Transcribe the listing in full, excluding any pictures.

**Data items:**
○ ○ ○
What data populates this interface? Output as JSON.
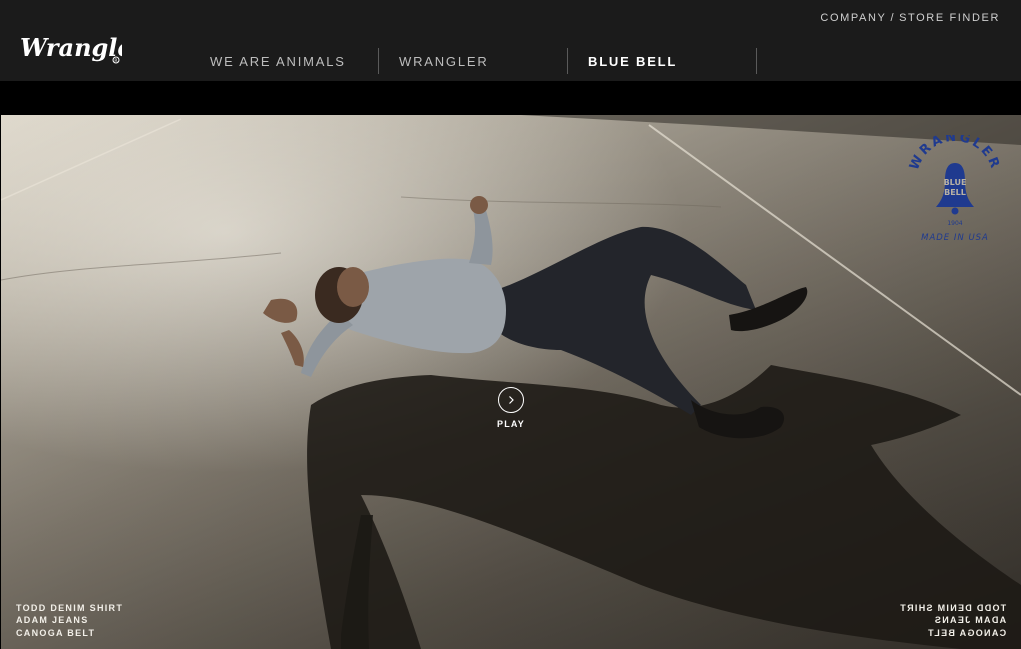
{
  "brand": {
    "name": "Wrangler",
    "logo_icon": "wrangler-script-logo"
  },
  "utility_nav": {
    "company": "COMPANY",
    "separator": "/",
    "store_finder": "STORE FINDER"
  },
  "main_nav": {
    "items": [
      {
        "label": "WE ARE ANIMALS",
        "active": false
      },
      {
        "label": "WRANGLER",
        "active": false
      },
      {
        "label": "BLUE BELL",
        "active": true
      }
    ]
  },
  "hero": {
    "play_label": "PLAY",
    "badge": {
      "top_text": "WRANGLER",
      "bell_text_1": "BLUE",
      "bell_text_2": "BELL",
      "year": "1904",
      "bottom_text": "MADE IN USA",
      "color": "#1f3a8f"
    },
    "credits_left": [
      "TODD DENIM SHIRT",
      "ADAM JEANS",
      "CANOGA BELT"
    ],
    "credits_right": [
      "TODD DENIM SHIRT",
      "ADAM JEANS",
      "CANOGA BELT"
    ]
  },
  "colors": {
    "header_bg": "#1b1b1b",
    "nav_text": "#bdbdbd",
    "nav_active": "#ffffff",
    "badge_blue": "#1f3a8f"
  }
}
○ ○ ○
**SOLUTION FOR THIS EXERCISE:**
What data populates this interface? Output as JSON.
{
  "brand": {
    "name": "Wrangler",
    "logo_icon": "wrangler-script-logo"
  },
  "utility_nav": {
    "company": "COMPANY",
    "separator": "/",
    "store_finder": "STORE FINDER"
  },
  "main_nav": {
    "items": [
      {
        "label": "WE ARE ANIMALS",
        "active": false
      },
      {
        "label": "WRANGLER",
        "active": false
      },
      {
        "label": "BLUE BELL",
        "active": true
      }
    ]
  },
  "hero": {
    "play_label": "PLAY",
    "badge": {
      "top_text": "WRANGLER",
      "bell_text_1": "BLUE",
      "bell_text_2": "BELL",
      "year": "1904",
      "bottom_text": "MADE IN USA",
      "color": "#1f3a8f"
    },
    "credits_left": [
      "TODD DENIM SHIRT",
      "ADAM JEANS",
      "CANOGA BELT"
    ],
    "credits_right": [
      "TODD DENIM SHIRT",
      "ADAM JEANS",
      "CANOGA BELT"
    ]
  },
  "colors": {
    "header_bg": "#1b1b1b",
    "nav_text": "#bdbdbd",
    "nav_active": "#ffffff",
    "badge_blue": "#1f3a8f"
  }
}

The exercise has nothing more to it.